WRITTEN EXERCISE
Please return the full listing below without altering anything.

Data excerpts:
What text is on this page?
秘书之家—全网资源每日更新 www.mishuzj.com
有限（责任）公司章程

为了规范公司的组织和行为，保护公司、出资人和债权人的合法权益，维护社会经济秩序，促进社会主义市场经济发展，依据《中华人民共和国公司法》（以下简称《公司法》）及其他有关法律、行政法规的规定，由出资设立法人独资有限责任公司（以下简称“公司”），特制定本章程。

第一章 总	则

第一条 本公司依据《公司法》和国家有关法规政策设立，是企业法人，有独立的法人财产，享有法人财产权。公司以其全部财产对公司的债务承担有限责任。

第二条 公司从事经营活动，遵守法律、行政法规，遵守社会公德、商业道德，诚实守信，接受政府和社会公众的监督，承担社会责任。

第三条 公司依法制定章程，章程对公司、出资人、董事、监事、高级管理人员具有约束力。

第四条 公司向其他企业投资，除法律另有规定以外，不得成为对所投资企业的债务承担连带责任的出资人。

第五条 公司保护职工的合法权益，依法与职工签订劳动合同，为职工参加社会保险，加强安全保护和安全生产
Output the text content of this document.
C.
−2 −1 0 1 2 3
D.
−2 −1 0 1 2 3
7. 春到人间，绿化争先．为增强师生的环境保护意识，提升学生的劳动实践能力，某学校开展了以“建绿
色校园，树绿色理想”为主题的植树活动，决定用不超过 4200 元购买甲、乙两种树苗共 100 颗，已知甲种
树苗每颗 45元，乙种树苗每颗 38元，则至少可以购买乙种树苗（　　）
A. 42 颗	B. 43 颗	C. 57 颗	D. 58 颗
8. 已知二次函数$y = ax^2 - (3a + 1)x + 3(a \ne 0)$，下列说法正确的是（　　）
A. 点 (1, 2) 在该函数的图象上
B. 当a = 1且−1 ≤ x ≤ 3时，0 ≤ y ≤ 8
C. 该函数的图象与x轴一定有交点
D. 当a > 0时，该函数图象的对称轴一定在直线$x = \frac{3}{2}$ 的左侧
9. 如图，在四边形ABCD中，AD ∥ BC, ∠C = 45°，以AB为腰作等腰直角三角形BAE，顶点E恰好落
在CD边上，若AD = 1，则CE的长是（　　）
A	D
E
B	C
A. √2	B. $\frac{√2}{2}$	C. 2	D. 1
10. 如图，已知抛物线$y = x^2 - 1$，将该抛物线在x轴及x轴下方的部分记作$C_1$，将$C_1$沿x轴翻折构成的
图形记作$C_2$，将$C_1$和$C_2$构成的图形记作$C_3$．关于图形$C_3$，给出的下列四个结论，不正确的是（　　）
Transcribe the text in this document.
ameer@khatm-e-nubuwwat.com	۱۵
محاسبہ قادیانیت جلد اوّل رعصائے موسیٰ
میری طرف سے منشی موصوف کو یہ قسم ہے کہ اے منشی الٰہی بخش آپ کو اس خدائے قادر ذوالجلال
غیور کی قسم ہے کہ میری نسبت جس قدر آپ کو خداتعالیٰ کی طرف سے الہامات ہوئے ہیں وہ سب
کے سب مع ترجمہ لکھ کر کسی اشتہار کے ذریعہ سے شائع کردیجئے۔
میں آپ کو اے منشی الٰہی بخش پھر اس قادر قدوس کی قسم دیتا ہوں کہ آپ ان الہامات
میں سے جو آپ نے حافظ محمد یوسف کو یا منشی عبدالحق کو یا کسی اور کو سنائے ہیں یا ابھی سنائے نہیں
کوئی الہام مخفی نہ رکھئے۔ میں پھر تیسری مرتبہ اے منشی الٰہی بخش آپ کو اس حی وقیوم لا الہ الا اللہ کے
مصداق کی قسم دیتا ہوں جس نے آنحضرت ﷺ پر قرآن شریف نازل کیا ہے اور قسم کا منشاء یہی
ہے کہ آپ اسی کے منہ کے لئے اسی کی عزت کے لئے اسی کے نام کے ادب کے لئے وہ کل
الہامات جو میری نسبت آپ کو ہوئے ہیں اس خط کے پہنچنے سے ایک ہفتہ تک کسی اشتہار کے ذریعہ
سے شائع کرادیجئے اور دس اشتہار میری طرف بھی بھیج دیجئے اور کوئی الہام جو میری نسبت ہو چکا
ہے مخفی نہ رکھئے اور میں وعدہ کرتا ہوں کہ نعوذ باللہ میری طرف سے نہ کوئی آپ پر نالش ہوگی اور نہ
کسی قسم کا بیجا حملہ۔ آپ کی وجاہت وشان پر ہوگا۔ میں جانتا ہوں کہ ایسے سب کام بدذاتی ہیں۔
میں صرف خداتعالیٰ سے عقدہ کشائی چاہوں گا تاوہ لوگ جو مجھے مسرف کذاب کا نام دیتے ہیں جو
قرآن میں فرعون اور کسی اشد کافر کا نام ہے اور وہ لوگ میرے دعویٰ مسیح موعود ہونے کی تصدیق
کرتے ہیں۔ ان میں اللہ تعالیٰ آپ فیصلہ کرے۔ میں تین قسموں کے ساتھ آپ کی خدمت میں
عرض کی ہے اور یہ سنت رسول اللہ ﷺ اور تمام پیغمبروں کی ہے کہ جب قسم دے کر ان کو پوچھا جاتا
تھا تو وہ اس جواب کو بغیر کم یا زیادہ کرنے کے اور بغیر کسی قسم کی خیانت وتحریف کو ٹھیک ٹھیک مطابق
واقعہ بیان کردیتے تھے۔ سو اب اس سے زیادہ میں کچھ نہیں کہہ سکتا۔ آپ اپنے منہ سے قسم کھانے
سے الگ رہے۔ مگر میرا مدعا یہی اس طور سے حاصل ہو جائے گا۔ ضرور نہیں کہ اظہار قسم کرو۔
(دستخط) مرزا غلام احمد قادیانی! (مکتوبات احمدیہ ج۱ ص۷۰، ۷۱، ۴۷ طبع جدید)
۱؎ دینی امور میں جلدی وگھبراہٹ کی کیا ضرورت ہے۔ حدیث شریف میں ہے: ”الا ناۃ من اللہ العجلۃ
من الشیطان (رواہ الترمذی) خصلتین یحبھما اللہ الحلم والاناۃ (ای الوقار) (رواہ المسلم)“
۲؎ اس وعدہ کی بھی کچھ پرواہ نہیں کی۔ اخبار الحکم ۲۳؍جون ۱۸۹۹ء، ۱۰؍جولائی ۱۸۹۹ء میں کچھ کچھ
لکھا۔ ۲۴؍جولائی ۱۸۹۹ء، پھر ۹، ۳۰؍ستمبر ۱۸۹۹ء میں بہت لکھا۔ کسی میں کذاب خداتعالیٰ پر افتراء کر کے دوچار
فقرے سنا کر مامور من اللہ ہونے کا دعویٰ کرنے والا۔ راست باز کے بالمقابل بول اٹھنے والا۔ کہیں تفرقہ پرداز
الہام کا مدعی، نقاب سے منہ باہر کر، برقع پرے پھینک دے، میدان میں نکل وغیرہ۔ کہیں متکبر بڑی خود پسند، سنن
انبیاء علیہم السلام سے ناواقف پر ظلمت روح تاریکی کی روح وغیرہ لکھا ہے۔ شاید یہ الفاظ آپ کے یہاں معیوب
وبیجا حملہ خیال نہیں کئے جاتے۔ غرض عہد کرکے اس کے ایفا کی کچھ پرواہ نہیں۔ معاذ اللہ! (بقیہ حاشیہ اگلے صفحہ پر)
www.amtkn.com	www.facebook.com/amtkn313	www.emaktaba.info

WORKED SOLUTION
What text is on this page?
秘书之家—全网资源每日更新 www.mishuzj.com
有限（责任）公司章程

为了规范公司的组织和行为，保护公司、出资人和债权人的合法权益，维护社会经济秩序，促进社会主义市场经济发展，依据《中华人民共和国公司法》（以下简称《公司法》）及其他有关法律、行政法规的规定，由出资设立法人独资有限责任公司（以下简称“公司”），特制定本章程。

第一章 总	则

第一条 本公司依据《公司法》和国家有关法规政策设立，是企业法人，有独立的法人财产，享有法人财产权。公司以其全部财产对公司的债务承担有限责任。

第二条 公司从事经营活动，遵守法律、行政法规，遵守社会公德、商业道德，诚实守信，接受政府和社会公众的监督，承担社会责任。

第三条 公司依法制定章程，章程对公司、出资人、董事、监事、高级管理人员具有约束力。

第四条 公司向其他企业投资，除法律另有规定以外，不得成为对所投资企业的债务承担连带责任的出资人。

第五条 公司保护职工的合法权益，依法与职工签订劳动合同，为职工参加社会保险，加强安全保护和安全生产
Output the text content of this document.
C.
−2 −1 0 1 2 3
D.
−2 −1 0 1 2 3
7. 春到人间，绿化争先．为增强师生的环境保护意识，提升学生的劳动实践能力，某学校开展了以“建绿
色校园，树绿色理想”为主题的植树活动，决定用不超过 4200 元购买甲、乙两种树苗共 100 颗，已知甲种
树苗每颗 45元，乙种树苗每颗 38元，则至少可以购买乙种树苗（　　）
A. 42 颗	B. 43 颗	C. 57 颗	D. 58 颗
8. 已知二次函数$y = ax^2 - (3a + 1)x + 3(a \ne 0)$，下列说法正确的是（　　）
A. 点 (1, 2) 在该函数的图象上
B. 当a = 1且−1 ≤ x ≤ 3时，0 ≤ y ≤ 8
C. 该函数的图象与x轴一定有交点
D. 当a > 0时，该函数图象的对称轴一定在直线$x = \frac{3}{2}$ 的左侧
9. 如图，在四边形ABCD中，AD ∥ BC, ∠C = 45°，以AB为腰作等腰直角三角形BAE，顶点E恰好落
在CD边上，若AD = 1，则CE的长是（　　）
A	D
E
B	C
A. √2	B. $\frac{√2}{2}$	C. 2	D. 1
10. 如图，已知抛物线$y = x^2 - 1$，将该抛物线在x轴及x轴下方的部分记作$C_1$，将$C_1$沿x轴翻折构成的
图形记作$C_2$，将$C_1$和$C_2$构成的图形记作$C_3$．关于图形$C_3$，给出的下列四个结论，不正确的是（　　）
Transcribe the text in this document.
ameer@khatm-e-nubuwwat.com	۱۵
محاسبہ قادیانیت جلد اوّل رعصائے موسیٰ
میری طرف سے منشی موصوف کو یہ قسم ہے کہ اے منشی الٰہی بخش آپ کو اس خدائے قادر ذوالجلال
غیور کی قسم ہے کہ میری نسبت جس قدر آپ کو خداتعالیٰ کی طرف سے الہامات ہوئے ہیں وہ سب
کے سب مع ترجمہ لکھ کر کسی اشتہار کے ذریعہ سے شائع کردیجئے۔
میں آپ کو اے منشی الٰہی بخش پھر اس قادر قدوس کی قسم دیتا ہوں کہ آپ ان الہامات
میں سے جو آپ نے حافظ محمد یوسف کو یا منشی عبدالحق کو یا کسی اور کو سنائے ہیں یا ابھی سنائے نہیں
کوئی الہام مخفی نہ رکھئے۔ میں پھر تیسری مرتبہ اے منشی الٰہی بخش آپ کو اس حی وقیوم لا الہ الا اللہ کے
مصداق کی قسم دیتا ہوں جس نے آنحضرت ﷺ پر قرآن شریف نازل کیا ہے اور قسم کا منشاء یہی
ہے کہ آپ اسی کے منہ کے لئے اسی کی عزت کے لئے اسی کے نام کے ادب کے لئے وہ کل
الہامات جو میری نسبت آپ کو ہوئے ہیں اس خط کے پہنچنے سے ایک ہفتہ تک کسی اشتہار کے ذریعہ
سے شائع کرادیجئے اور دس اشتہار میری طرف بھی بھیج دیجئے اور کوئی الہام جو میری نسبت ہو چکا
ہے مخفی نہ رکھئے اور میں وعدہ کرتا ہوں کہ نعوذ باللہ میری طرف سے نہ کوئی آپ پر نالش ہوگی اور نہ
کسی قسم کا بیجا حملہ۔ آپ کی وجاہت وشان پر ہوگا۔ میں جانتا ہوں کہ ایسے سب کام بدذاتی ہیں۔
میں صرف خداتعالیٰ سے عقدہ کشائی چاہوں گا تاوہ لوگ جو مجھے مسرف کذاب کا نام دیتے ہیں جو
قرآن میں فرعون اور کسی اشد کافر کا نام ہے اور وہ لوگ میرے دعویٰ مسیح موعود ہونے کی تصدیق
کرتے ہیں۔ ان میں اللہ تعالیٰ آپ فیصلہ کرے۔ میں تین قسموں کے ساتھ آپ کی خدمت میں
عرض کی ہے اور یہ سنت رسول اللہ ﷺ اور تمام پیغمبروں کی ہے کہ جب قسم دے کر ان کو پوچھا جاتا
تھا تو وہ اس جواب کو بغیر کم یا زیادہ کرنے کے اور بغیر کسی قسم کی خیانت وتحریف کو ٹھیک ٹھیک مطابق
واقعہ بیان کردیتے تھے۔ سو اب اس سے زیادہ میں کچھ نہیں کہہ سکتا۔ آپ اپنے منہ سے قسم کھانے
سے الگ رہے۔ مگر میرا مدعا یہی اس طور سے حاصل ہو جائے گا۔ ضرور نہیں کہ اظہار قسم کرو۔
(دستخط) مرزا غلام احمد قادیانی! (مکتوبات احمدیہ ج۱ ص۷۰، ۷۱، ۴۷ طبع جدید)
۱؎ دینی امور میں جلدی وگھبراہٹ کی کیا ضرورت ہے۔ حدیث شریف میں ہے: ”الا ناۃ من اللہ العجلۃ
من الشیطان (رواہ الترمذی) خصلتین یحبھما اللہ الحلم والاناۃ (ای الوقار) (رواہ المسلم)“
۲؎ اس وعدہ کی بھی کچھ پرواہ نہیں کی۔ اخبار الحکم ۲۳؍جون ۱۸۹۹ء، ۱۰؍جولائی ۱۸۹۹ء میں کچھ کچھ
لکھا۔ ۲۴؍جولائی ۱۸۹۹ء، پھر ۹، ۳۰؍ستمبر ۱۸۹۹ء میں بہت لکھا۔ کسی میں کذاب خداتعالیٰ پر افتراء کر کے دوچار
فقرے سنا کر مامور من اللہ ہونے کا دعویٰ کرنے والا۔ راست باز کے بالمقابل بول اٹھنے والا۔ کہیں تفرقہ پرداز
الہام کا مدعی، نقاب سے منہ باہر کر، برقع پرے پھینک دے، میدان میں نکل وغیرہ۔ کہیں متکبر بڑی خود پسند، سنن
انبیاء علیہم السلام سے ناواقف پر ظلمت روح تاریکی کی روح وغیرہ لکھا ہے۔ شاید یہ الفاظ آپ کے یہاں معیوب
وبیجا حملہ خیال نہیں کئے جاتے۔ غرض عہد کرکے اس کے ایفا کی کچھ پرواہ نہیں۔ معاذ اللہ! (بقیہ حاشیہ اگلے صفحہ پر)
www.amtkn.com	www.facebook.com/amtkn313	www.emaktaba.info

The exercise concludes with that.